WHAT IS REQUIRED –
Select from the data all lines with the word "Шарм".

GIVEN RECORDS –
>>

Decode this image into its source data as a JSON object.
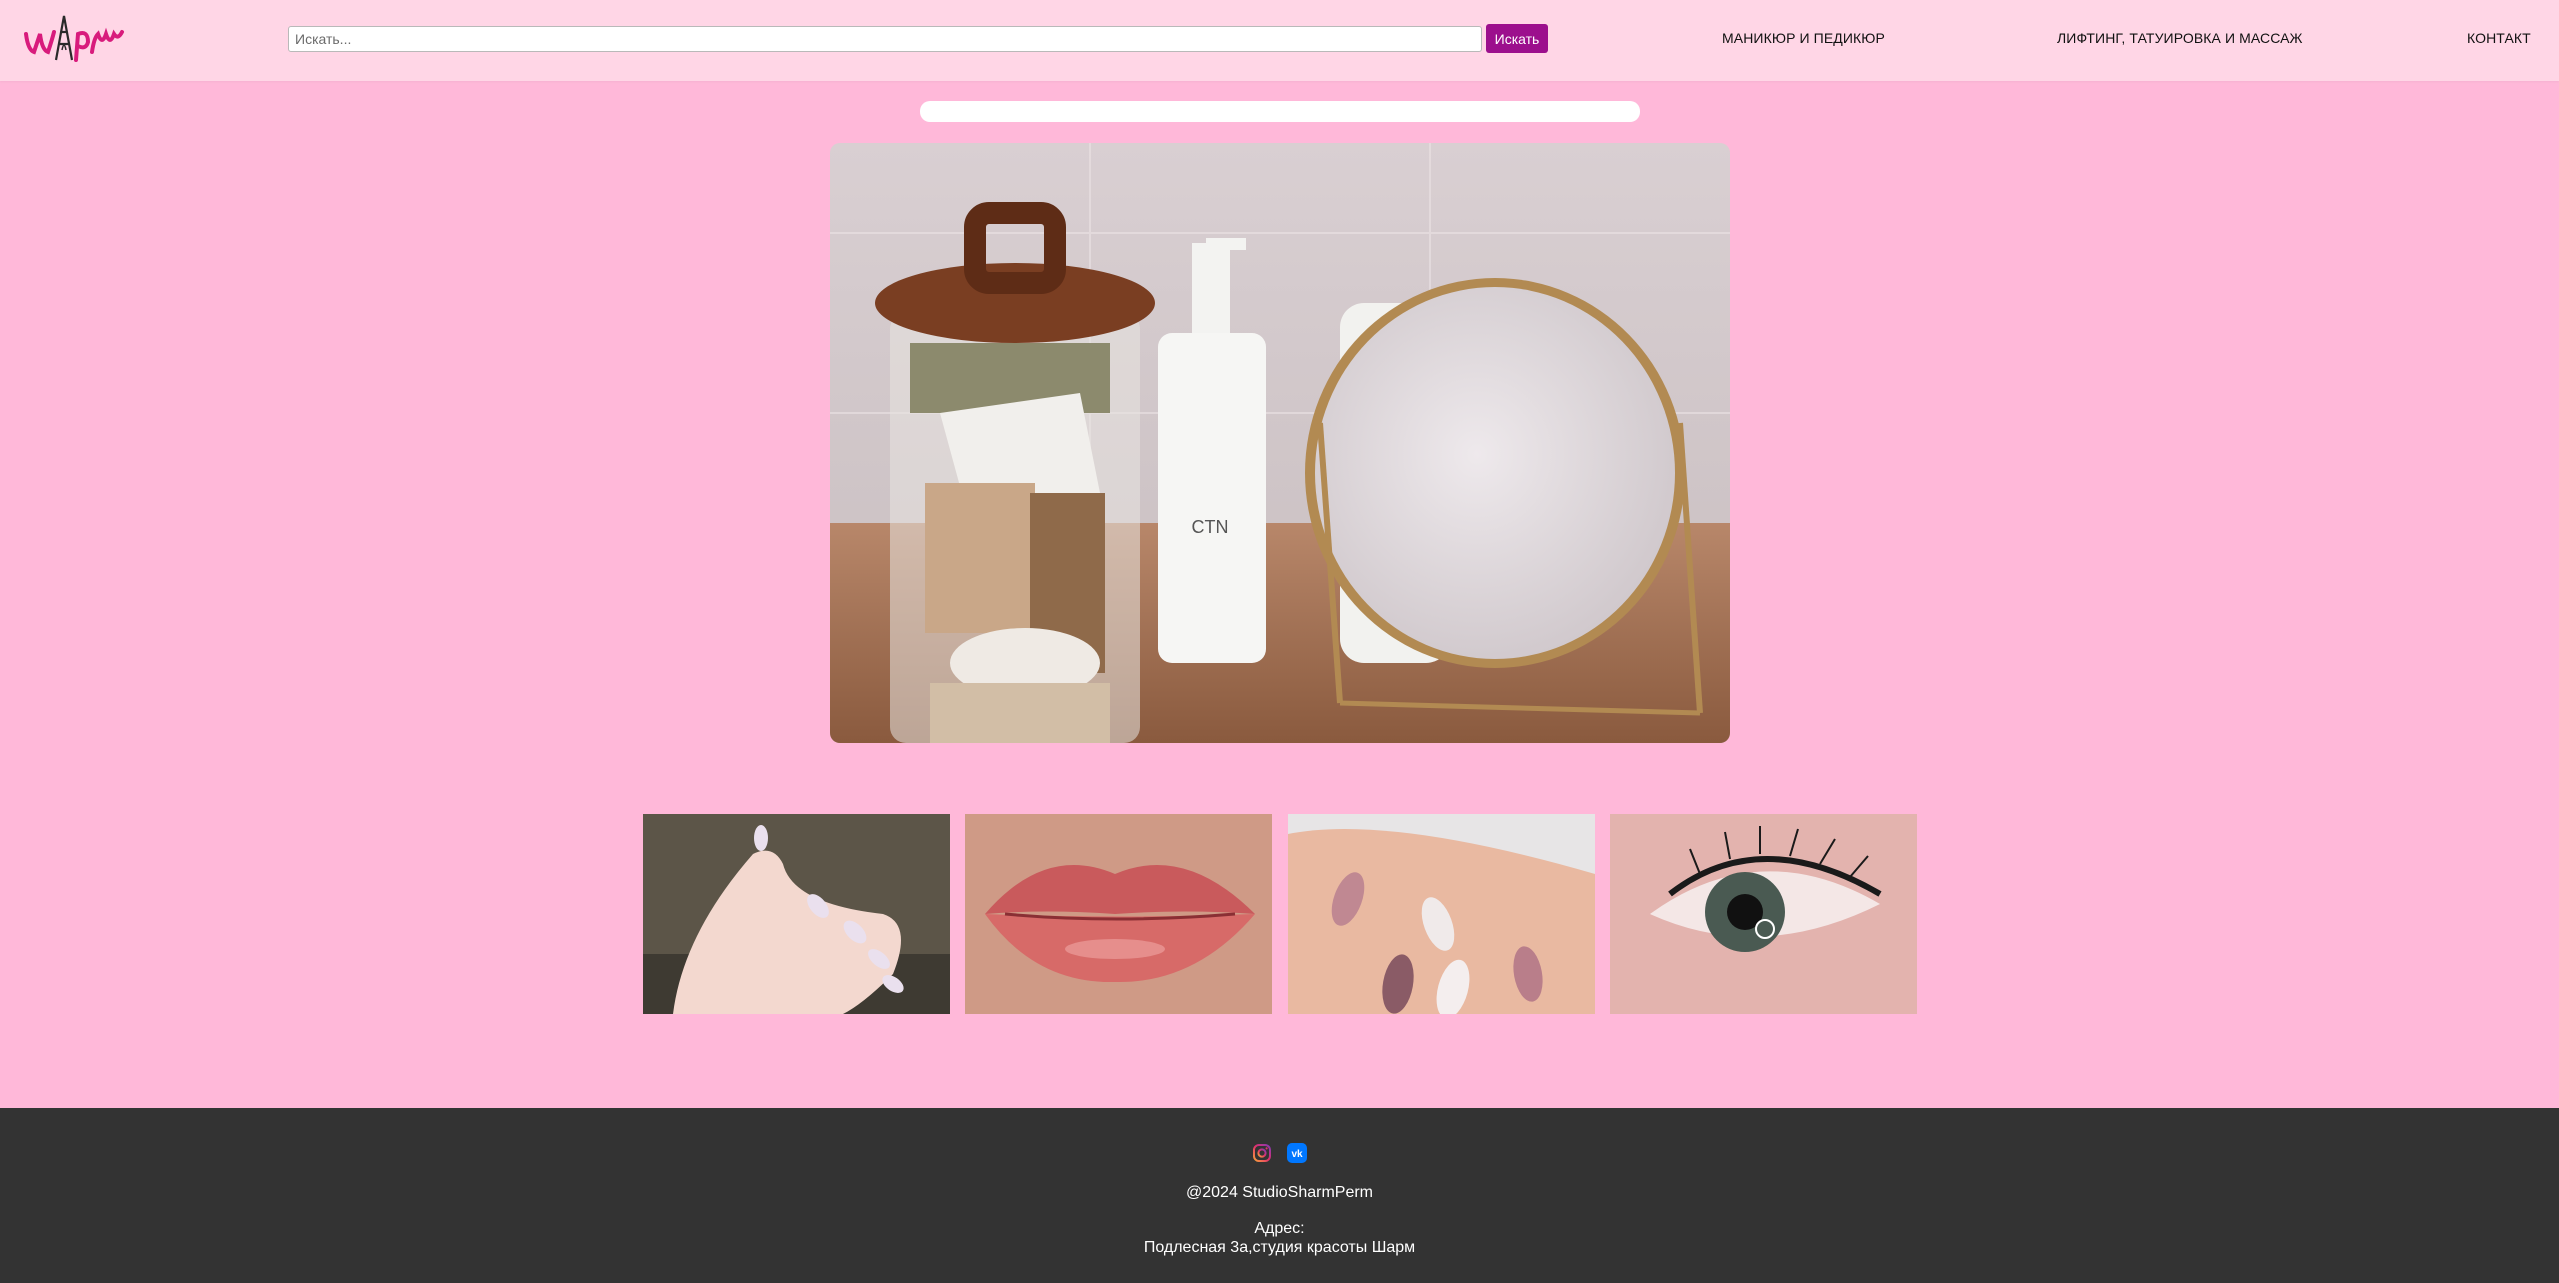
{
  "header": {
    "logo_text": "Шарм",
    "search": {
      "placeholder": "Искать...",
      "value": "",
      "button_label": "Искать"
    },
    "nav": [
      {
        "label": "МАНИКЮР И ПЕДИКЮР"
      },
      {
        "label": "ЛИФТИНГ, ТАТУИРОВКА И МАССАЖ"
      },
      {
        "label": "КОНТАКТ"
      }
    ]
  },
  "main": {
    "hero_image": "cosmetics-jar-bottles-mirror-photo",
    "gallery": [
      {
        "image": "manicure-hand-photo"
      },
      {
        "image": "lips-permanent-makeup-photo"
      },
      {
        "image": "nail-design-photo"
      },
      {
        "image": "eyelash-lamination-photo"
      }
    ]
  },
  "footer": {
    "social": [
      {
        "icon": "instagram-icon"
      },
      {
        "icon": "vk-icon"
      }
    ],
    "copyright": "@2024 StudioSharmPerm",
    "address_label": "Адрес:",
    "address": "Подлесная 3а,студия красоты Шарм"
  },
  "colors": {
    "page_bg": "#ffb8d9",
    "header_bg": "#ffd6e6",
    "accent": "#9c0f8d",
    "footer_bg": "#333333"
  }
}
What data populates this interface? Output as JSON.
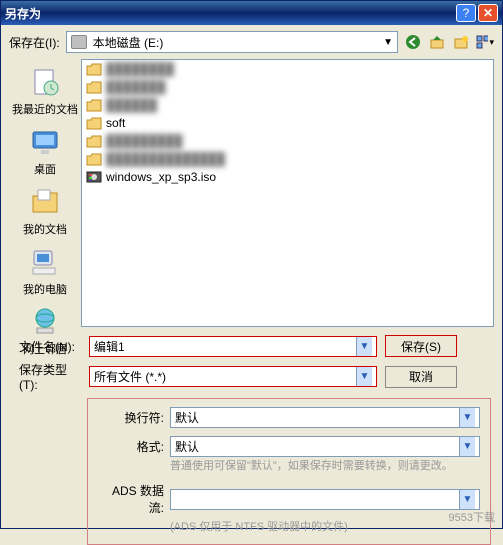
{
  "titlebar": {
    "title": "另存为"
  },
  "toolbar": {
    "save_in_label": "保存在(I):",
    "drive_text": "本地磁盘 (E:)"
  },
  "sidebar": {
    "items": [
      {
        "label": "我最近的文档"
      },
      {
        "label": "桌面"
      },
      {
        "label": "我的文档"
      },
      {
        "label": "我的电脑"
      },
      {
        "label": "网上邻居"
      }
    ]
  },
  "files": {
    "rows": [
      {
        "name": "████████",
        "blur": true,
        "type": "folder"
      },
      {
        "name": "███████",
        "blur": true,
        "type": "folder"
      },
      {
        "name": "██████",
        "blur": true,
        "type": "folder"
      },
      {
        "name": "soft",
        "blur": false,
        "type": "folder"
      },
      {
        "name": "█████████",
        "blur": true,
        "type": "folder"
      },
      {
        "name": "██████████████",
        "blur": true,
        "type": "folder"
      },
      {
        "name": "windows_xp_sp3.iso",
        "blur": false,
        "type": "iso"
      }
    ]
  },
  "form": {
    "filename_label": "文件名(N):",
    "filename_value": "编辑1",
    "filetype_label": "保存类型(T):",
    "filetype_value": "所有文件 (*.*)",
    "linebreak_label": "换行符:",
    "linebreak_value": "默认",
    "format_label": "格式:",
    "format_value": "默认",
    "format_hint": "普通使用可保留\"默认\"，如果保存时需要转换，则请更改。",
    "ads_label": "ADS 数据流:",
    "ads_value": "",
    "ads_hint": "(ADS 仅用于 NTFS 驱动器中的文件)",
    "save_btn": "保存(S)",
    "cancel_btn": "取消"
  },
  "watermark": "9553下载"
}
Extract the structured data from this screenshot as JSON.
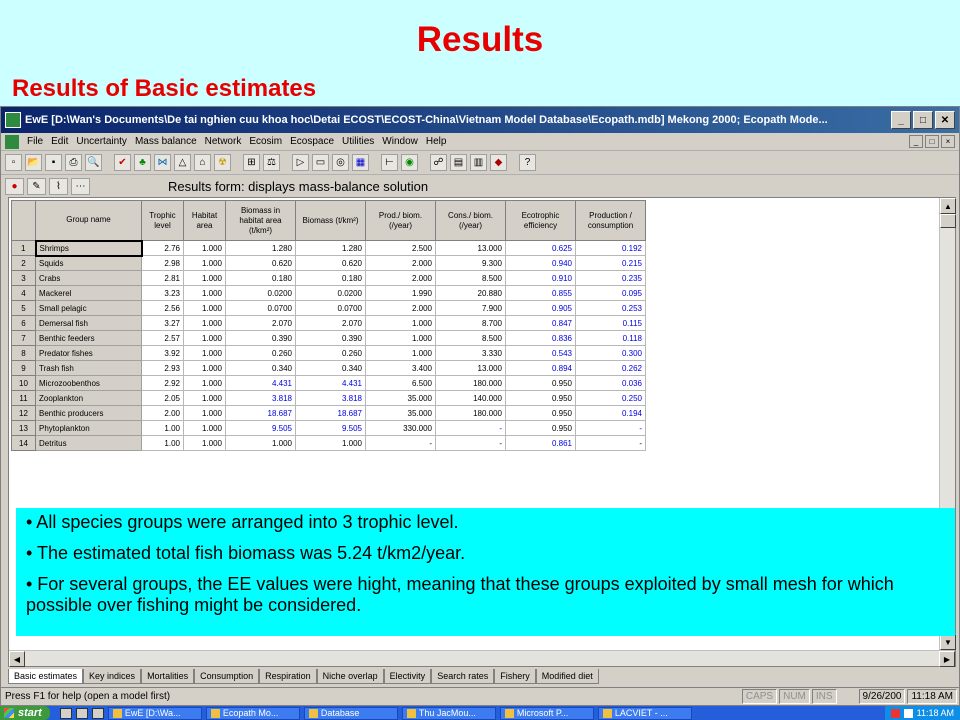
{
  "slide": {
    "title": "Results",
    "subtitle": "Results of Basic estimates"
  },
  "window": {
    "title": "EwE [D:\\Wan's Documents\\De tai nghien cuu khoa hoc\\Detai ECOST\\ECOST-China\\Vietnam Model Database\\Ecopath.mdb] Mekong 2000; Ecopath Mode...",
    "minimize": "_",
    "maximize": "□",
    "close": "✕"
  },
  "menu": {
    "items": [
      "File",
      "Edit",
      "Uncertainty",
      "Mass balance",
      "Network",
      "Ecosim",
      "Ecospace",
      "Utilities",
      "Window",
      "Help"
    ],
    "mdi_min": "_",
    "mdi_max": "□",
    "mdi_close": "×"
  },
  "form": {
    "title": "Results form: displays mass-balance solution"
  },
  "table": {
    "headers": [
      "Group name",
      "Trophic level",
      "Habitat area",
      "Biomass in habitat area (t/km²)",
      "Biomass (t/km²)",
      "Prod./ biom. (/year)",
      "Cons./ biom. (/year)",
      "Ecotrophic efficiency",
      "Production / consumption"
    ],
    "rows": [
      {
        "n": "1",
        "name": "Shrimps",
        "tl": "2.76",
        "ha": "1.000",
        "bha": "1.280",
        "b": "1.280",
        "pb": "2.500",
        "qb": "13.000",
        "ee": "0.625",
        "pq": "0.192"
      },
      {
        "n": "2",
        "name": "Squids",
        "tl": "2.98",
        "ha": "1.000",
        "bha": "0.620",
        "b": "0.620",
        "pb": "2.000",
        "qb": "9.300",
        "ee": "0.940",
        "pq": "0.215"
      },
      {
        "n": "3",
        "name": "Crabs",
        "tl": "2.81",
        "ha": "1.000",
        "bha": "0.180",
        "b": "0.180",
        "pb": "2.000",
        "qb": "8.500",
        "ee": "0.910",
        "pq": "0.235"
      },
      {
        "n": "4",
        "name": "Mackerel",
        "tl": "3.23",
        "ha": "1.000",
        "bha": "0.0200",
        "b": "0.0200",
        "pb": "1.990",
        "qb": "20.880",
        "ee": "0.855",
        "pq": "0.095"
      },
      {
        "n": "5",
        "name": "Small pelagic",
        "tl": "2.56",
        "ha": "1.000",
        "bha": "0.0700",
        "b": "0.0700",
        "pb": "2.000",
        "qb": "7.900",
        "ee": "0.905",
        "pq": "0.253"
      },
      {
        "n": "6",
        "name": "Demersal fish",
        "tl": "3.27",
        "ha": "1.000",
        "bha": "2.070",
        "b": "2.070",
        "pb": "1.000",
        "qb": "8.700",
        "ee": "0.847",
        "pq": "0.115"
      },
      {
        "n": "7",
        "name": "Benthic feeders",
        "tl": "2.57",
        "ha": "1.000",
        "bha": "0.390",
        "b": "0.390",
        "pb": "1.000",
        "qb": "8.500",
        "ee": "0.836",
        "pq": "0.118"
      },
      {
        "n": "8",
        "name": "Predator fishes",
        "tl": "3.92",
        "ha": "1.000",
        "bha": "0.260",
        "b": "0.260",
        "pb": "1.000",
        "qb": "3.330",
        "ee": "0.543",
        "pq": "0.300"
      },
      {
        "n": "9",
        "name": "Trash fish",
        "tl": "2.93",
        "ha": "1.000",
        "bha": "0.340",
        "b": "0.340",
        "pb": "3.400",
        "qb": "13.000",
        "ee": "0.894",
        "pq": "0.262"
      },
      {
        "n": "10",
        "name": "Microzoobenthos",
        "tl": "2.92",
        "ha": "1.000",
        "bha": "4.431",
        "b": "4.431",
        "pb": "6.500",
        "qb": "180.000",
        "ee": "0.950",
        "pq": "0.036"
      },
      {
        "n": "11",
        "name": "Zooplankton",
        "tl": "2.05",
        "ha": "1.000",
        "bha": "3.818",
        "b": "3.818",
        "pb": "35.000",
        "qb": "140.000",
        "ee": "0.950",
        "pq": "0.250"
      },
      {
        "n": "12",
        "name": "Benthic producers",
        "tl": "2.00",
        "ha": "1.000",
        "bha": "18.687",
        "b": "18.687",
        "pb": "35.000",
        "qb": "180.000",
        "ee": "0.950",
        "pq": "0.194"
      },
      {
        "n": "13",
        "name": "Phytoplankton",
        "tl": "1.00",
        "ha": "1.000",
        "bha": "9.505",
        "b": "9.505",
        "pb": "330.000",
        "qb": "-",
        "ee": "0.950",
        "pq": "-"
      },
      {
        "n": "14",
        "name": "Detritus",
        "tl": "1.00",
        "ha": "1.000",
        "bha": "1.000",
        "b": "1.000",
        "pb": "-",
        "qb": "-",
        "ee": "0.861",
        "pq": "-"
      }
    ]
  },
  "info": {
    "bullets": [
      "• All species groups were arranged into 3 trophic level.",
      "• The estimated total fish biomass was 5.24 t/km2/year.",
      "• For several groups, the EE values were hight, meaning that these groups exploited by small mesh for which possible over fishing might be considered."
    ]
  },
  "tabs": [
    "Basic estimates",
    "Key indices",
    "Mortalities",
    "Consumption",
    "Respiration",
    "Niche overlap",
    "Electivity",
    "Search rates",
    "Fishery",
    "Modified diet"
  ],
  "status": {
    "text": "Press F1 for help (open a model first)",
    "caps": "CAPS",
    "num": "NUM",
    "ins": "INS",
    "date": "9/26/200",
    "time": "11:18 AM"
  },
  "taskbar": {
    "start": "start",
    "tasks": [
      "EwE [D:\\Wa...",
      "Ecopath Mo...",
      "Database",
      "Thu JacMou...",
      "Microsoft P...",
      "LACVIET - ..."
    ],
    "clock": "11:18 AM"
  }
}
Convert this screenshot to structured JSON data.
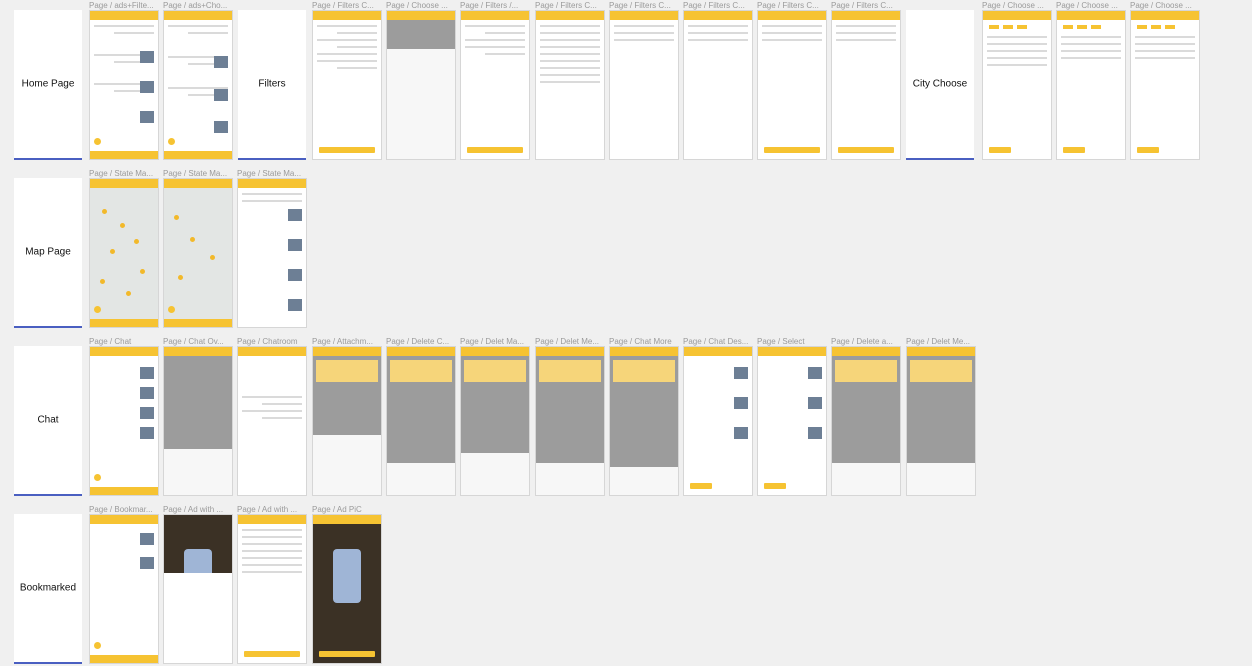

<<

ANSWER TO THIS TASK –
    "logo_text": "Шарм",
    "address": "Подлесная 3а,студия красоты Шарм"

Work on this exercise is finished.